§ The task
Search the records for "período". Copy every line where it appears.
◇ ◇ ◇ ◇ ◇
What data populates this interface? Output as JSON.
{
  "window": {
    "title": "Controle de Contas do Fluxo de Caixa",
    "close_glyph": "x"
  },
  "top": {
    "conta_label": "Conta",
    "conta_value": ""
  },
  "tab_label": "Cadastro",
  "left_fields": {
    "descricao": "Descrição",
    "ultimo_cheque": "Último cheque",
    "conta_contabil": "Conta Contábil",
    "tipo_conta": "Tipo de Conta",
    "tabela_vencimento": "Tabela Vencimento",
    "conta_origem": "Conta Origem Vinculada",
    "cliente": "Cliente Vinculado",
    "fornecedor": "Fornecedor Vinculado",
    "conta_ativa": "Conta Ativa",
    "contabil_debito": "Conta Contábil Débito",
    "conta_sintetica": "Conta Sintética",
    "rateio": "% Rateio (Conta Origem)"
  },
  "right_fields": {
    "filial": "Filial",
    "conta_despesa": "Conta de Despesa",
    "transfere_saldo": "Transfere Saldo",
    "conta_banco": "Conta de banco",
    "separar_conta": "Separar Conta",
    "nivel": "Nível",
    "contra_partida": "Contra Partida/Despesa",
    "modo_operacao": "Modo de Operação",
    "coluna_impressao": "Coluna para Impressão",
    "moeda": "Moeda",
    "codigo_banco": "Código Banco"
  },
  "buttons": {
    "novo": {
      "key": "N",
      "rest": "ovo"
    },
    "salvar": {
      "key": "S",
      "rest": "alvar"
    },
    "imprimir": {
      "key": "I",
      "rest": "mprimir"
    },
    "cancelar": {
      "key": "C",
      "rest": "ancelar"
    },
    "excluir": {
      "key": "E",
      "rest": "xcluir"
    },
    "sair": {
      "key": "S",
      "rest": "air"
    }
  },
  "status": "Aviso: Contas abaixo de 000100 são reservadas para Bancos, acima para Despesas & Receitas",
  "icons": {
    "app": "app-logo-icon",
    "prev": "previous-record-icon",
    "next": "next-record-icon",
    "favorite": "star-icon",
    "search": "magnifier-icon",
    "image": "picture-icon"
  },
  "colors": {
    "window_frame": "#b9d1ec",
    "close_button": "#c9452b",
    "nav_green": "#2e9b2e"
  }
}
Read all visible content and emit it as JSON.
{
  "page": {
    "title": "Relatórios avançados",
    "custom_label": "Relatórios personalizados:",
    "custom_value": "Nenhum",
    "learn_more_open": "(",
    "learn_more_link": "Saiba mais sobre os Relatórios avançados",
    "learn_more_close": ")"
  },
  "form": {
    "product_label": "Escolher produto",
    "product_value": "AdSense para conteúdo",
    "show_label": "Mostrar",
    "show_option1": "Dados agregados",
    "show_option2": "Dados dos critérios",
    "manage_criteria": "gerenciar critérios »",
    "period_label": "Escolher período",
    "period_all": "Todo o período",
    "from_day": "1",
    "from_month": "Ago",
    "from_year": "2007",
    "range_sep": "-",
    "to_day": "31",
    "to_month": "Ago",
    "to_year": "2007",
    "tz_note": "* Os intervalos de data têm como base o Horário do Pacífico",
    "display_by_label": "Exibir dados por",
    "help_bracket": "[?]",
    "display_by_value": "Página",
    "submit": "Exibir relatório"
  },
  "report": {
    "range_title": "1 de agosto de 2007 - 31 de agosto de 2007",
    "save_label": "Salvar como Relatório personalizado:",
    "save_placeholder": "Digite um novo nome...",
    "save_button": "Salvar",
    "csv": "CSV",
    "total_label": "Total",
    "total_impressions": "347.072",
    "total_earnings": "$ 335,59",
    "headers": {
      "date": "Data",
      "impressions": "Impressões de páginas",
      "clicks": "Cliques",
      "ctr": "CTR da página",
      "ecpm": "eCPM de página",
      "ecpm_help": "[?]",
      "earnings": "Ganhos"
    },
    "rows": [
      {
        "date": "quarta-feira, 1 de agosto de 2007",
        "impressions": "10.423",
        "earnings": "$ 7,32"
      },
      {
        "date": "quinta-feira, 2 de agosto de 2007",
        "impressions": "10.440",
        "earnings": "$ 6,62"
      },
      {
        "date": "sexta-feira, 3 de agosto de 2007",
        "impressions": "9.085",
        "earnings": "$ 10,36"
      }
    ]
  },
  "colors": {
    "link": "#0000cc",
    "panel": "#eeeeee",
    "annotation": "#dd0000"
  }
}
◇ ◇ ◇ ◇ ◇
§ Task output
    "period_label": "Escolher período",
    "period_all": "Todo o período",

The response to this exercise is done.